▶ **Brano citato**
▼

Napoli – Ha avvolto il condizionatore portatile in un grande sacco di plastica nero, lo ha sistemato con disinvoltura su un carrello da lavoro e, sfruttando un momento di vuoto nella sala d’attesa, lo ha caricato nel bagagliaio della propria auto.
Un piano apparentemente semplice, vanificato in poche ore dalla tecnologia: a incastrare l’autore del furto all’Istituto dei Tumori “Pascale” di Napoli sono stati i nuovi occhi elettronici ad alta definizione installati di recente nella struttura ospedaliera.
La ricostruzione e le indagini
L’allarme è scattato subito dopo la segnalazione della direzione sanitaria. I Carabinieri della Compagnia Vomero hanno avviato l’analisi dei filmati della videosorveglianza, ripercorrendo l’azione frame dopo frame. Le immagini hanno mostrato chiaramente le fasi del furto e, soprattutto, hanno immortalato con precisione la targa del veicolo utilizzato per la fuga.
Dal numero di targa i militari sono risaliti in tempi record all’identità dell’uomo: un 48enne di Pozzuoli, incensurato, impiegato presso una società esterna appaltatrice di servizi all’interno del nosocomio. La successiva perquisizione ha permesso di recuperare l’apparecchio refrigerante, subito restituito all’ospedale, mentre per il 48enne è scattata la denuncia a piede libero per furto aggravato.

▲

▶ **Record di dati**

▼

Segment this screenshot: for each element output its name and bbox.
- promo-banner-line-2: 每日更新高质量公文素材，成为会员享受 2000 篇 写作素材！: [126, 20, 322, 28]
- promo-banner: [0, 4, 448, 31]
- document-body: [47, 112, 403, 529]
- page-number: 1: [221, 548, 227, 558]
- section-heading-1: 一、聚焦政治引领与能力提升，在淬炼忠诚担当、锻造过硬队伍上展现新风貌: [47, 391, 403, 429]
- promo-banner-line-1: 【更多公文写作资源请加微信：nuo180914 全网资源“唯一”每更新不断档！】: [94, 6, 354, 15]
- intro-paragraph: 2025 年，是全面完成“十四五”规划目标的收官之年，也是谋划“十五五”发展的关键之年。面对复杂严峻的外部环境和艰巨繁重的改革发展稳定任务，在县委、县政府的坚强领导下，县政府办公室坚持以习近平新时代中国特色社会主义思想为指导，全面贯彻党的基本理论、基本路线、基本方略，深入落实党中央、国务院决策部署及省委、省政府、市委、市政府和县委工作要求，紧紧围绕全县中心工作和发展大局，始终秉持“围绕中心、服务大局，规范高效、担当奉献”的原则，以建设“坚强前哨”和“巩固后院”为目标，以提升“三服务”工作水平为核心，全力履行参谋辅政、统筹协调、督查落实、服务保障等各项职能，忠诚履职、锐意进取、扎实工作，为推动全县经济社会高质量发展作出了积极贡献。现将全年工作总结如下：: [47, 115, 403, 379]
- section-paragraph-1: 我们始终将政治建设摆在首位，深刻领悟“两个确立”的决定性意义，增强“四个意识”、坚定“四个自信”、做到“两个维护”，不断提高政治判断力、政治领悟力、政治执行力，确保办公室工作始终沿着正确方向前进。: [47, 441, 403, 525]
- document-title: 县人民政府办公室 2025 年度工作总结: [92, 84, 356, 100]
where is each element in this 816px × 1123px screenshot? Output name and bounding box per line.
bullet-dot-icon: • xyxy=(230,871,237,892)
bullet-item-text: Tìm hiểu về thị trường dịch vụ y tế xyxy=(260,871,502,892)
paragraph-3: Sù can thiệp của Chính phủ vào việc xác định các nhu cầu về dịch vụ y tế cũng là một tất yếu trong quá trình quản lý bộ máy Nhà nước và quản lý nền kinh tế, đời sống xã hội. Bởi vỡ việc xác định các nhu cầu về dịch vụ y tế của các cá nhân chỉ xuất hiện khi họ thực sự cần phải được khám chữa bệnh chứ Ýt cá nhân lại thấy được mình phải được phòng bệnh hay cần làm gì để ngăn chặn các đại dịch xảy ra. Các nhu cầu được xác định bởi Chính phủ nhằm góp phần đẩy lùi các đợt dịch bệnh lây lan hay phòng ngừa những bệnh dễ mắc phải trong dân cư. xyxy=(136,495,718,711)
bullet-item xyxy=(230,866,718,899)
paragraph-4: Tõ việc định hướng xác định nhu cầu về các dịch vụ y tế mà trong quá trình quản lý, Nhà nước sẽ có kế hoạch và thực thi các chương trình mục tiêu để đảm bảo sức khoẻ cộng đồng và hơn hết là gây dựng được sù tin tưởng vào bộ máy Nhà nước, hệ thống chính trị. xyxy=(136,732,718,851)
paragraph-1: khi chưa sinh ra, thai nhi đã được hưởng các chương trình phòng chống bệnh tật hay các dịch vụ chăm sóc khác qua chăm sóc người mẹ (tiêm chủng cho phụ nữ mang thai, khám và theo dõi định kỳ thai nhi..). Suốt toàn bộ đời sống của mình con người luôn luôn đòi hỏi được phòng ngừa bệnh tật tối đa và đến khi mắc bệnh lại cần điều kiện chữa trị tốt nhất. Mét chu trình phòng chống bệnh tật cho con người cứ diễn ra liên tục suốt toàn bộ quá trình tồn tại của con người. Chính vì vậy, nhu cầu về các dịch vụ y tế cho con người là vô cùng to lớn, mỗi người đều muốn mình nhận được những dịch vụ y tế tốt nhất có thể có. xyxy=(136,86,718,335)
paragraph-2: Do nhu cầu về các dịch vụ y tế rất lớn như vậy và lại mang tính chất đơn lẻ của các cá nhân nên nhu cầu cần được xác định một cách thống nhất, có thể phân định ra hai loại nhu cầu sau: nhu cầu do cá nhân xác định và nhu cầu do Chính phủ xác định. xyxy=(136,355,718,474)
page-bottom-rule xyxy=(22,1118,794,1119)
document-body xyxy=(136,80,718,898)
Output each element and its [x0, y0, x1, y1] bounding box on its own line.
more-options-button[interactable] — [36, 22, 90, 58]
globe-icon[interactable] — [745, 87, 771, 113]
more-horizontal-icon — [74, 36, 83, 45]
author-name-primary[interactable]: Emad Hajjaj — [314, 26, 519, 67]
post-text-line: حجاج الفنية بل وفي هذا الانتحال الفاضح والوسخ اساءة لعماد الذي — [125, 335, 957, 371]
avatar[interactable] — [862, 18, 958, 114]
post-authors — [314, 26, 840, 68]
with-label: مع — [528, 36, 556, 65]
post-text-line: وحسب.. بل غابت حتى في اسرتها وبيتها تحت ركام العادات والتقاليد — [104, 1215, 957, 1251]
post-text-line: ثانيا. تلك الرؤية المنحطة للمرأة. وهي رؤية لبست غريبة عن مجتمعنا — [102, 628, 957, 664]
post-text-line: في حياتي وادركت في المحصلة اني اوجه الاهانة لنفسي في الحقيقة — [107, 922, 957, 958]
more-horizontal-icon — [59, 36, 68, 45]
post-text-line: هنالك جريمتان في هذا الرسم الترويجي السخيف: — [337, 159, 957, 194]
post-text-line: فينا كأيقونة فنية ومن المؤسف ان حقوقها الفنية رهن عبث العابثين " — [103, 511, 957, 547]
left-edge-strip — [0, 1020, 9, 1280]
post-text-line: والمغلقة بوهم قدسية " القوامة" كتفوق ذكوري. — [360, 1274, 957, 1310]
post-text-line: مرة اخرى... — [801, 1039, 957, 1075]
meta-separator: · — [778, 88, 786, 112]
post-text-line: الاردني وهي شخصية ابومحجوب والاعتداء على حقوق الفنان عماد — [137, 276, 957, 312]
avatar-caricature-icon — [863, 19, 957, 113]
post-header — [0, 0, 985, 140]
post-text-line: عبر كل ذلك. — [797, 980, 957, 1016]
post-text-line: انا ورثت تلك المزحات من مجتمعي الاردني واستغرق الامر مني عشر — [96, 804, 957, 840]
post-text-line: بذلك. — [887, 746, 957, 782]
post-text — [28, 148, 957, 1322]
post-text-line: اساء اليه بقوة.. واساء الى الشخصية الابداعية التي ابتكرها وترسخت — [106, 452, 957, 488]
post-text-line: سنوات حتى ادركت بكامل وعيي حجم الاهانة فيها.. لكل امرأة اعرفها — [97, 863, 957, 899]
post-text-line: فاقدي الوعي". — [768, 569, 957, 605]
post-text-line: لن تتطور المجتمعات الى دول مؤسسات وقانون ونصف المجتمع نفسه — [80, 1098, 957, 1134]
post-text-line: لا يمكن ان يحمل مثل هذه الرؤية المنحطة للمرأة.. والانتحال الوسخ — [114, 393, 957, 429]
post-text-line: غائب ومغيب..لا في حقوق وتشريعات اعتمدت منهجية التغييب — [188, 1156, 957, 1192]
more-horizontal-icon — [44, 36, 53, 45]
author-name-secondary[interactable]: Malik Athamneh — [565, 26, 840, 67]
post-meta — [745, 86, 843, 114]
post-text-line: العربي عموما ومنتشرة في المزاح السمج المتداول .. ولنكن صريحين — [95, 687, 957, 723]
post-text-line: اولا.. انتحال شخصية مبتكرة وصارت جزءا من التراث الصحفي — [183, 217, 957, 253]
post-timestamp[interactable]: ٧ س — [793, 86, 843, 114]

▲

▶ **Istruzione operativa**
Riprenda l'articolo sul furto del condizionatore all'Istituto Pascale e lo prosegua a partire dall'ultima frase riportata.

▶ **Esito del compito**
Il commento del Direttore Generale
L’episodio ha riacceso i riflettori su un fenomeno sempre più diffuso nelle strutture sanitarie. «Ringrazio i Carabinieri per la tempestività e la precisione dell’intervento», ha dichiarato il direttore generale del Pascale, Maurizio di Mauro. «I furti negli ospedali sono diventati un’emergenza costante in luoghi che dovrebbero garantire anzitutto cura e tutela».
Di Mauro ha sottolineato l’importanza degli investimenti tecnologici effettuati dall’istituto: «Al Pascale abbiamo scelto di puntare su un sistema di videosorveglianza all’avanguardia per un controllo capillare. Questo caso dimostra come la tecnologia funzioni sia da deterrente sia da supporto fondamentale per le forze dell’ordine. La sicurezza di pazienti, operatori e beni pubblici resta la nostra priorità».